--- DATA FOR THIS TASK ---

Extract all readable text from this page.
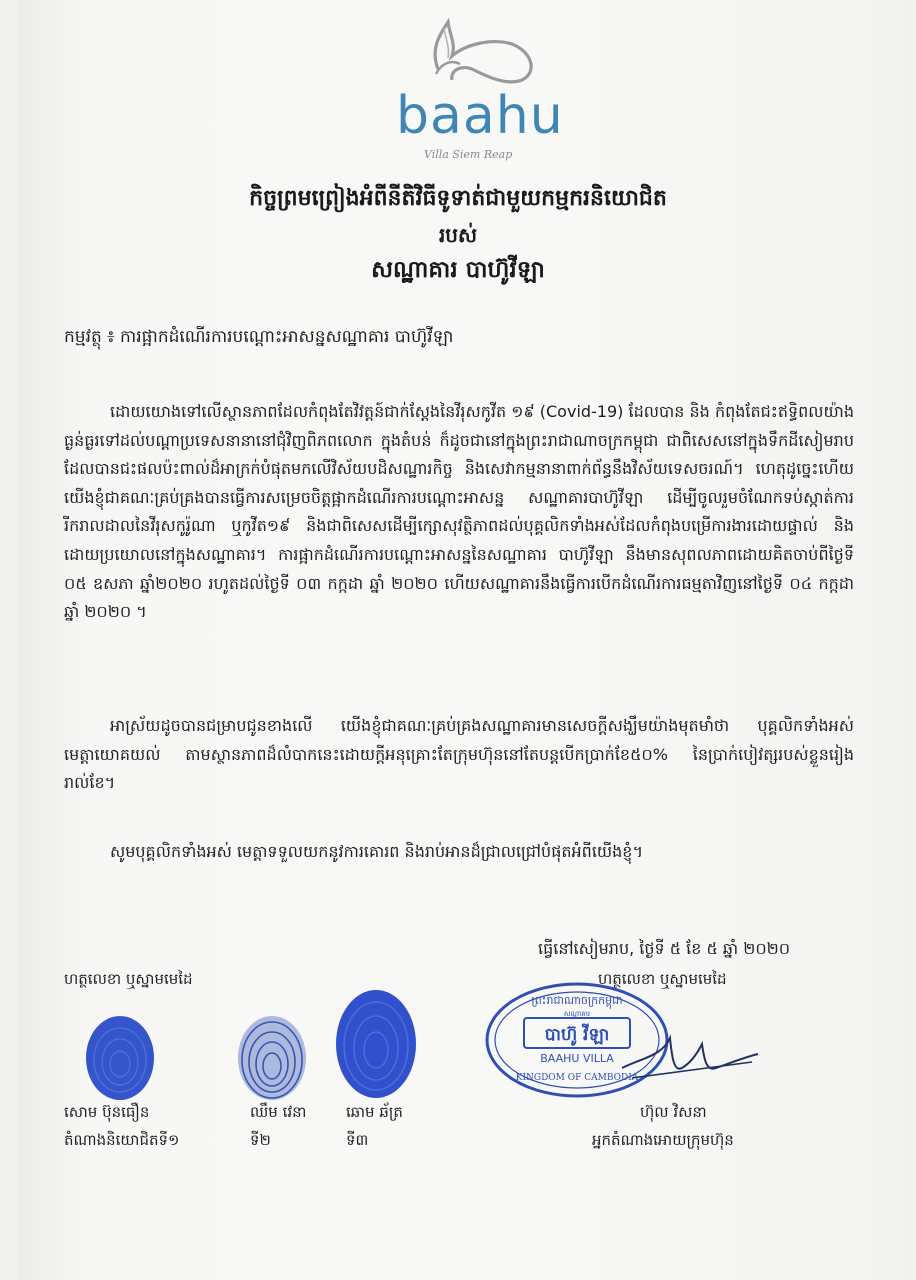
baahu
Villa Siem Reap
កិច្ចព្រមព្រៀងអំពីនីតិវិធីទូទាត់ជាមួយកម្មករនិយោជិត
របស់
សណ្ឋាគារ បាហ៊ូវីឡា
កម្មវត្ថុ ៖ ការផ្អាកដំណើរការបណ្តោះអាសន្នសណ្ឋាគារ បាហ៊ូវីឡា
ដោយយោងទៅលើស្ថានភាពដែលកំពុងតែវិវត្តន៍ជាក់ស្តែងនៃវីរុសកូវីត ១៩ (Covid-19) ដែលបាន និង កំពុងតែជះឥទ្ធិពលយ៉ាងធ្ងន់ធ្ងរទៅដល់បណ្តាប្រទេសនានានៅជុំវិញពិភពលោក ក្នុងតំបន់ ក៏ដូចជានៅក្នុងព្រះរាជាណាចក្រកម្ពុជា ជាពិសេសនៅក្នុងទឹកដីសៀមរាប ដែលបានជះផលប៉ះពាល់ដ៏អាក្រក់បំផុតមកលើវិស័យបដិសណ្ឋារកិច្ច និងសេវាកម្មនានាពាក់ព័ន្ធនឹងវិស័យទេសចរណ៍។ ហេតុដូច្នេះហើយ យើងខ្ញុំជាគណៈគ្រប់គ្រងបានធ្វើការសម្រេចចិត្តផ្អាកដំណើរការបណ្តោះអាសន្ន សណ្ឋាគារបាហ៊ូវីឡា ដើម្បីចូលរួមចំណែកទប់ស្កាត់ការរីករាលដាលនៃវីរុសកូរ៉ូណា ឬកូវីត១៩ និងជាពិសេសដើម្បីក្សោសុវត្ថិភាពដល់បុគ្គលិកទាំងអស់ដែលកំពុងបម្រើការងារដោយផ្ទាល់ និងដោយប្រយោលនៅក្នុងសណ្ឋាគារ។ ការផ្អាកដំណើរការបណ្តោះអាសន្ននៃសណ្ឋាគារ បាហ៊ូវីឡា នឹងមានសុពលភាពដោយគិតចាប់ពីថ្ងៃទី ០៥ ឧសភា ឆ្នាំ២០២០ រហូតដល់ថ្ងៃទី ០៣ កក្កដា ឆ្នាំ ២០២០ ហើយសណ្ឋាគារនឹងធ្វើការបើកដំណើរការធម្មតាវិញនៅថ្ងៃទី ០៤ កក្កដា ឆ្នាំ ២០២០ ។
អាស្រ័យដូចបានជម្រាបជូនខាងលើ យើងខ្ញុំជាគណៈគ្រប់គ្រងសណ្ឋាគារមានសេចក្តីសង្ឃឹមយ៉ាងមុតមាំថា បុគ្គលិកទាំងអស់មេត្តាយោគយល់ តាមស្ថានភាពដ៏លំបាកនេះដោយក្តីអនុគ្រោះតែក្រុមហ៊ុននៅតែបន្តបើកប្រាក់ខែ៥០% នៃប្រាក់បៀវត្សរបស់ខ្លួនរៀងរាល់ខែ។
សូមបុគ្គលិកទាំងអស់ មេត្តាទទួលយកនូវការគោរព និងរាប់អានដ៏ជ្រាលជ្រៅបំផុតអំពីយើងខ្ញុំ។
ធ្វើនៅសៀមរាប, ថ្ងៃទី ៥ ខែ ៥ ឆ្នាំ ២០២០
ហត្ថលេខា ឬស្នាមមេដៃ	ហត្ថលេខា ឬស្នាមមេដៃ
សោម ប៊ុនធឿន
តំណាងនិយោជិតទី១
ឈឹម វេនា
ទី២
ឆោម ឆ័ត្រ
ទី៣
ព្រះរាជាណាចក្រកម្ពុជា
សណ្ឋាគារ
បាហ៊ូ វីឡា
BAAHU VILLA
KINGDOM OF CAMBODIA
ហ៊ុល វិសនា
អ្នកតំណាងអោយក្រុមហ៊ុន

---

• _CHALLENGE_:
Please transcribe the material above exactly as written. Leave the pictures out.

• _SOLVED EXERCISE_:
Extract all readable text from this page.
baahu
Villa Siem Reap
កិច្ចព្រមព្រៀងអំពីនីតិវិធីទូទាត់ជាមួយកម្មករនិយោជិត
របស់
សណ្ឋាគារ បាហ៊ូវីឡា
កម្មវត្ថុ ៖ ការផ្អាកដំណើរការបណ្តោះអាសន្នសណ្ឋាគារ បាហ៊ូវីឡា
ដោយយោងទៅលើស្ថានភាពដែលកំពុងតែវិវត្តន៍ជាក់ស្តែងនៃវីរុសកូវីត ១៩ (Covid-19) ដែលបាន និង កំពុងតែជះឥទ្ធិពលយ៉ាងធ្ងន់ធ្ងរទៅដល់បណ្តាប្រទេសនានានៅជុំវិញពិភពលោក ក្នុងតំបន់ ក៏ដូចជានៅក្នុងព្រះរាជាណាចក្រកម្ពុជា ជាពិសេសនៅក្នុងទឹកដីសៀមរាប ដែលបានជះផលប៉ះពាល់ដ៏អាក្រក់បំផុតមកលើវិស័យបដិសណ្ឋារកិច្ច និងសេវាកម្មនានាពាក់ព័ន្ធនឹងវិស័យទេសចរណ៍។ ហេតុដូច្នេះហើយ យើងខ្ញុំជាគណៈគ្រប់គ្រងបានធ្វើការសម្រេចចិត្តផ្អាកដំណើរការបណ្តោះអាសន្ន សណ្ឋាគារបាហ៊ូវីឡា ដើម្បីចូលរួមចំណែកទប់ស្កាត់ការរីករាលដាលនៃវីរុសកូរ៉ូណា ឬកូវីត១៩ និងជាពិសេសដើម្បីក្សោសុវត្ថិភាពដល់បុគ្គលិកទាំងអស់ដែលកំពុងបម្រើការងារដោយផ្ទាល់ និងដោយប្រយោលនៅក្នុងសណ្ឋាគារ។ ការផ្អាកដំណើរការបណ្តោះអាសន្ននៃសណ្ឋាគារ បាហ៊ូវីឡា នឹងមានសុពលភាពដោយគិតចាប់ពីថ្ងៃទី ០៥ ឧសភា ឆ្នាំ២០២០ រហូតដល់ថ្ងៃទី ០៣ កក្កដា ឆ្នាំ ២០២០ ហើយសណ្ឋាគារនឹងធ្វើការបើកដំណើរការធម្មតាវិញនៅថ្ងៃទី ០៤ កក្កដា ឆ្នាំ ២០២០ ។
អាស្រ័យដូចបានជម្រាបជូនខាងលើ យើងខ្ញុំជាគណៈគ្រប់គ្រងសណ្ឋាគារមានសេចក្តីសង្ឃឹមយ៉ាងមុតមាំថា បុគ្គលិកទាំងអស់មេត្តាយោគយល់ តាមស្ថានភាពដ៏លំបាកនេះដោយក្តីអនុគ្រោះតែក្រុមហ៊ុននៅតែបន្តបើកប្រាក់ខែ៥០% នៃប្រាក់បៀវត្សរបស់ខ្លួនរៀងរាល់ខែ។
សូមបុគ្គលិកទាំងអស់ មេត្តាទទួលយកនូវការគោរព និងរាប់អានដ៏ជ្រាលជ្រៅបំផុតអំពីយើងខ្ញុំ។
ធ្វើនៅសៀមរាប, ថ្ងៃទី ៥ ខែ ៥ ឆ្នាំ ២០២០
ហត្ថលេខា ឬស្នាមមេដៃ	ហត្ថលេខា ឬស្នាមមេដៃ
សោម ប៊ុនធឿន
តំណាងនិយោជិតទី១
ឈឹម វេនា
ទី២
ឆោម ឆ័ត្រ
ទី៣
ព្រះរាជាណាចក្រកម្ពុជា
សណ្ឋាគារ
បាហ៊ូ វីឡា
BAAHU VILLA
KINGDOM OF CAMBODIA
ហ៊ុល វិសនា
អ្នកតំណាងអោយក្រុមហ៊ុន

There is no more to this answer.